-------- Selected excerpt

CIUDAD JUÁREZ, Mexico — The migrants’ hopes have been drummed up by human smugglers who promise that President Biden’s administration will welcome them.
Instead, the United States is expelling them back to Mexico, where they wait along with tens of thousands of others hoping to cross. The pressure, and desperation, is quickly building among families stuck in Mexico, as shelters and officials struggle to help them.
In the United States, the federal authorities are scrambling to manage a sharp increase in children who are crossing the border on their own and then being held in detention facilities, often longer than permitted by law. And the twinned crises on both sides of the border show no sign of abating.
Near the crossing with El Paso, Texas, a group of mothers and fathers clutching their children were sobbing as they walked back into Mexico from the United States on Saturday. They walked unsteadily, in sneakers too loose after their shoelaces were confiscated and discarded along with all their other personal items when they were detained by the United States Customs and Border Protection.

----------------
-------- The data

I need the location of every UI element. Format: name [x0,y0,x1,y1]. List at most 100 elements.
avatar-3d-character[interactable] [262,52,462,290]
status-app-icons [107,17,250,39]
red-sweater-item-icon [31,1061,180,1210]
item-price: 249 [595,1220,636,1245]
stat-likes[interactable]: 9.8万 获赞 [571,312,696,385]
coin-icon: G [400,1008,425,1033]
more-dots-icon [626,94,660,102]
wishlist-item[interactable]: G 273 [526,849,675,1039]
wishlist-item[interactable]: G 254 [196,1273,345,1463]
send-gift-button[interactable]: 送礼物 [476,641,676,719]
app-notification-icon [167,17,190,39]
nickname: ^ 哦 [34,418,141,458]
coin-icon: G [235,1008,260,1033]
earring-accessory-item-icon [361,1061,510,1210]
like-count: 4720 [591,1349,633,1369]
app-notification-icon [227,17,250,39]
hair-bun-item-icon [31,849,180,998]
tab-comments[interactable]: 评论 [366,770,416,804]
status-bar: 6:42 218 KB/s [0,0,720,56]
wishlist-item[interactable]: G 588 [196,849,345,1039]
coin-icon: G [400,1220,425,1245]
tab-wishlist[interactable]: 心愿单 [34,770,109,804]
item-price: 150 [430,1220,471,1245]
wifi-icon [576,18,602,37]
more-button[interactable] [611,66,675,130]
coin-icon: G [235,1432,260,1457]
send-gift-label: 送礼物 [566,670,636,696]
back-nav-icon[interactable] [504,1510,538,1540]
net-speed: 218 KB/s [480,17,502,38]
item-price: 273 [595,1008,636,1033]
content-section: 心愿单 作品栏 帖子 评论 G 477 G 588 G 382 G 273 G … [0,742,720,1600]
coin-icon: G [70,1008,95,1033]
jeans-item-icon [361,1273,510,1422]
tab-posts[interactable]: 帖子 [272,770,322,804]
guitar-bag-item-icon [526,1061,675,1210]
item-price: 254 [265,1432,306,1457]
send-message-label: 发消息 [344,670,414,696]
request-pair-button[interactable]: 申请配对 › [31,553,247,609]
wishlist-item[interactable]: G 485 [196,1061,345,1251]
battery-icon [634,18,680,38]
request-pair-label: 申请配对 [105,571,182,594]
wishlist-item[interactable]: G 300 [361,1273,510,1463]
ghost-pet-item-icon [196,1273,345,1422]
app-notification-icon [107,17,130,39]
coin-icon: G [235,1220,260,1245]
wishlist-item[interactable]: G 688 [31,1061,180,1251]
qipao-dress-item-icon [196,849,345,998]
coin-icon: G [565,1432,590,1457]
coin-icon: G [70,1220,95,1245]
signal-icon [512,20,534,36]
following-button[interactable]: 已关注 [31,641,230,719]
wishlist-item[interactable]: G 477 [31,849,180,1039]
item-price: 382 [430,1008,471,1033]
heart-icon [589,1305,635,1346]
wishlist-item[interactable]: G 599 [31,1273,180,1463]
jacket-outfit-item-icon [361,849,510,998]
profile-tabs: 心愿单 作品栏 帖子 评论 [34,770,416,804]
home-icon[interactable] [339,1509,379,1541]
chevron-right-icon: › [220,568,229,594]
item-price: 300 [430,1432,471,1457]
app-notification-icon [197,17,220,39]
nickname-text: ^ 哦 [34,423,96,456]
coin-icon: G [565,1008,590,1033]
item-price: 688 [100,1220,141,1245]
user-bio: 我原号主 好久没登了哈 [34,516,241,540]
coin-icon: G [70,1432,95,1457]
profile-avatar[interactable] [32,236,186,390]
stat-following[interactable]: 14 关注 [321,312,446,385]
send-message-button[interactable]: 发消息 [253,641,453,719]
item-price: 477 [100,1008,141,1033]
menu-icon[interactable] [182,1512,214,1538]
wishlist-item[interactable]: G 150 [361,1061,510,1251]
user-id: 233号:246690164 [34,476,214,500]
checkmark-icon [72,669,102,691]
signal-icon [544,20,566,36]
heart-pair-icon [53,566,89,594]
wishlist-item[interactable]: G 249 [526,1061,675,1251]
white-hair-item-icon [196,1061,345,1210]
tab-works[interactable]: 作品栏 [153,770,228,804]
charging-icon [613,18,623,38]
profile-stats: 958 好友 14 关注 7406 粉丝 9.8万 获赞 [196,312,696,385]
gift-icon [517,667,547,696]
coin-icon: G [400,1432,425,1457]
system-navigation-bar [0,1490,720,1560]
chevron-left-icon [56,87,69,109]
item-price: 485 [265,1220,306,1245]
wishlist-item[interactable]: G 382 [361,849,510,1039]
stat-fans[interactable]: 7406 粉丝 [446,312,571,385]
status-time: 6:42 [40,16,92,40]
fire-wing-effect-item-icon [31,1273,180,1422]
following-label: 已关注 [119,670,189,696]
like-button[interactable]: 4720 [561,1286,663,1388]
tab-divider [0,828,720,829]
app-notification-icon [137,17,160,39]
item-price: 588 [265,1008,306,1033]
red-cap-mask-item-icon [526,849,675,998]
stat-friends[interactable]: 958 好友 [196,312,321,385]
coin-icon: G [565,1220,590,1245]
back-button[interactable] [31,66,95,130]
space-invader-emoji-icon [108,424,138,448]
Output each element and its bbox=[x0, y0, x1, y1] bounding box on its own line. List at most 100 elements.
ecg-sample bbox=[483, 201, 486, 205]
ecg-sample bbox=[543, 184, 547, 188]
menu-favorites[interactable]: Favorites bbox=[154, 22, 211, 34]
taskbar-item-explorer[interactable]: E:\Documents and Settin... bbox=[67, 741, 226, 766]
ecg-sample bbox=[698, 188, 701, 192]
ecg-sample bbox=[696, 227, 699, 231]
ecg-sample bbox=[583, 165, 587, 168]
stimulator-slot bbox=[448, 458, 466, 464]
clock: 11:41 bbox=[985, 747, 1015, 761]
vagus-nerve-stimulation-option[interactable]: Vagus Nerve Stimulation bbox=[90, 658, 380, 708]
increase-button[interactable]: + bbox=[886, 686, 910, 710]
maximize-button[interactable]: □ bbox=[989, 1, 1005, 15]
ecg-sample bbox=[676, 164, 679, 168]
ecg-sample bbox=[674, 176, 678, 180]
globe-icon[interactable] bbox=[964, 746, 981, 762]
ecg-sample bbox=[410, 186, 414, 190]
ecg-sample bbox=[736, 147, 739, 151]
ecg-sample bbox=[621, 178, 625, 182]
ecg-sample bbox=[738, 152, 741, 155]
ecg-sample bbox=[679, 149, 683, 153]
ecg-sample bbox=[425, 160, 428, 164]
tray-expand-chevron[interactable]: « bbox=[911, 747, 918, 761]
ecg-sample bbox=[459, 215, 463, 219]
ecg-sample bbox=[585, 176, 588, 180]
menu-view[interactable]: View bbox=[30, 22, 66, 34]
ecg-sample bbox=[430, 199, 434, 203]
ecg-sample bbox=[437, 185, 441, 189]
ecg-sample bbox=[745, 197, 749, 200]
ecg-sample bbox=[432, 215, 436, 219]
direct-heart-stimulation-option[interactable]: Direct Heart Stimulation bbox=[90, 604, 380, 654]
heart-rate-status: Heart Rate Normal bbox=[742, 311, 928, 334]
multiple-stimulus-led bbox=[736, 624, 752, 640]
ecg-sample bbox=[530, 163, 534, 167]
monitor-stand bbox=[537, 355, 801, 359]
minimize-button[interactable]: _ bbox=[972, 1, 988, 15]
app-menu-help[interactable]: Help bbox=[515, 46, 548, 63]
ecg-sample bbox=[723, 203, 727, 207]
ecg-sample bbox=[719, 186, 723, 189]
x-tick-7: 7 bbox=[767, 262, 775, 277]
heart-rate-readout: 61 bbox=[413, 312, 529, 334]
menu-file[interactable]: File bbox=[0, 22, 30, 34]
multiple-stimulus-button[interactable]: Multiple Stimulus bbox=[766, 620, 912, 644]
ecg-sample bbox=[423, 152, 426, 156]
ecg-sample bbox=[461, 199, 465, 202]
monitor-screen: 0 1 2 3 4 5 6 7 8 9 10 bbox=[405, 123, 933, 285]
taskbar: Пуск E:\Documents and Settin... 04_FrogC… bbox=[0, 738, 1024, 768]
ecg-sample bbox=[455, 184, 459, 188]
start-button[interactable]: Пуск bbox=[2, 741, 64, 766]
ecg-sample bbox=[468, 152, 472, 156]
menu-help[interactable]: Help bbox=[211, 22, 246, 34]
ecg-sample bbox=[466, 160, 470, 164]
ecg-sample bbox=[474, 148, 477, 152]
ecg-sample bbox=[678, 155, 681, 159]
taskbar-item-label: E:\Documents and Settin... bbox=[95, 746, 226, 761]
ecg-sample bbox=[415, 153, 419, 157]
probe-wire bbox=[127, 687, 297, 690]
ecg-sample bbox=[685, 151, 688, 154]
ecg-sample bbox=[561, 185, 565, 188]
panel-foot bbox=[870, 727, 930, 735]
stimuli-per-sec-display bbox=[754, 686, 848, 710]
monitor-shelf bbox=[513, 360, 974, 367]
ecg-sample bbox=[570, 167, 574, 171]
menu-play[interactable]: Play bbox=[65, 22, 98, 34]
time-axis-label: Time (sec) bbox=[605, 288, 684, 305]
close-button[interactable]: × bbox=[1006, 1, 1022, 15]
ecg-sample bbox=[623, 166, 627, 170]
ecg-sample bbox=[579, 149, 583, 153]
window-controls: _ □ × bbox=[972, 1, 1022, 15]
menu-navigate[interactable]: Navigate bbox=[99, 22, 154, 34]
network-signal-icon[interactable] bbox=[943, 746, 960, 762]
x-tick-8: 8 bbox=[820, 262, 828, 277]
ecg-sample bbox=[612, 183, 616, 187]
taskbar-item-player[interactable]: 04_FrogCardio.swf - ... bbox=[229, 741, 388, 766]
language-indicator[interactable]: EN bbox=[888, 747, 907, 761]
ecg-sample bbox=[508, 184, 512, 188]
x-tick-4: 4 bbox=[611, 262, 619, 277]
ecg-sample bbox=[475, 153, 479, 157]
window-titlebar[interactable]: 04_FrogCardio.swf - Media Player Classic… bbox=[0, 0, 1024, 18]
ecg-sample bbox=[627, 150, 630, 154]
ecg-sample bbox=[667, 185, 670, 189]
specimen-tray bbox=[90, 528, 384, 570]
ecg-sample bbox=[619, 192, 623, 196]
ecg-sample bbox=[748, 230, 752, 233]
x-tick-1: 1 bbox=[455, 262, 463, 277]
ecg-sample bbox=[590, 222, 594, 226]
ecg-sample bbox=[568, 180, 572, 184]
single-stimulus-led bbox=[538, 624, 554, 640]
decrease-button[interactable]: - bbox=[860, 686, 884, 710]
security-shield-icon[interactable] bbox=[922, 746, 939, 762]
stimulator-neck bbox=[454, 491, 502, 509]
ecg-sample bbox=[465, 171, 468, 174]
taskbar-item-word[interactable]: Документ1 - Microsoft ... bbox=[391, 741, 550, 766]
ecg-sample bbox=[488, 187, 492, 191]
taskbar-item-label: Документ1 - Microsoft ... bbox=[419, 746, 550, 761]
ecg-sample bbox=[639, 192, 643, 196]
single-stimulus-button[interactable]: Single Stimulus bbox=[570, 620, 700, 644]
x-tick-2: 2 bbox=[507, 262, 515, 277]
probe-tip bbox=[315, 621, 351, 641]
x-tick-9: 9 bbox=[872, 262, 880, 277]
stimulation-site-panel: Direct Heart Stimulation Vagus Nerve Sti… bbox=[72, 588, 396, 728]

----------------

■ Task goal ■
Continue the news report on migrants expelled to Ciudad Juárez from the point where it stops. The items have no connection to the text.

■ Response area ■
From his office in Ciudad Juárez, Enrique Valenzuela sprang from his chair, leaving a meeting to run to the bridge to meet the families after his daughter, Elena, 13, spotted them coming.
Mr. Valenzuela, a coordinator for the Mexican government’s migration efforts in Chihuahua State, knew that if he couldn’t get to them to offer help, organized crime networks who prey on migrants’ desperation to extort or kidnap them for ransom probably would.
The migrants — nine adults and 10 children — wiped their tears as Mr. Valenzuela drew near. The moment was one of several such scenes of despair and confusion witnessed by New York Times journalists at the border over three days.
“The border is closed,” Mr. Valenzuela said. “Come with me, I will help.” He led the group to his office near the rusty border wall that separates El Paso from Ciudad Juárez, topped with miles of new concertina wire installed in the final weeks of President Donald J. Trump’s administration, officials said.
Jenny Contreras, a 19-year-old Guatemalan mother of a 3-year-old girl, collapsed in a seat as Mr. Valenzuela handed out hand sanitizer.
“I did not make it,” she sobbed into the phone as she spoke with her husband, a butcher in Chicago.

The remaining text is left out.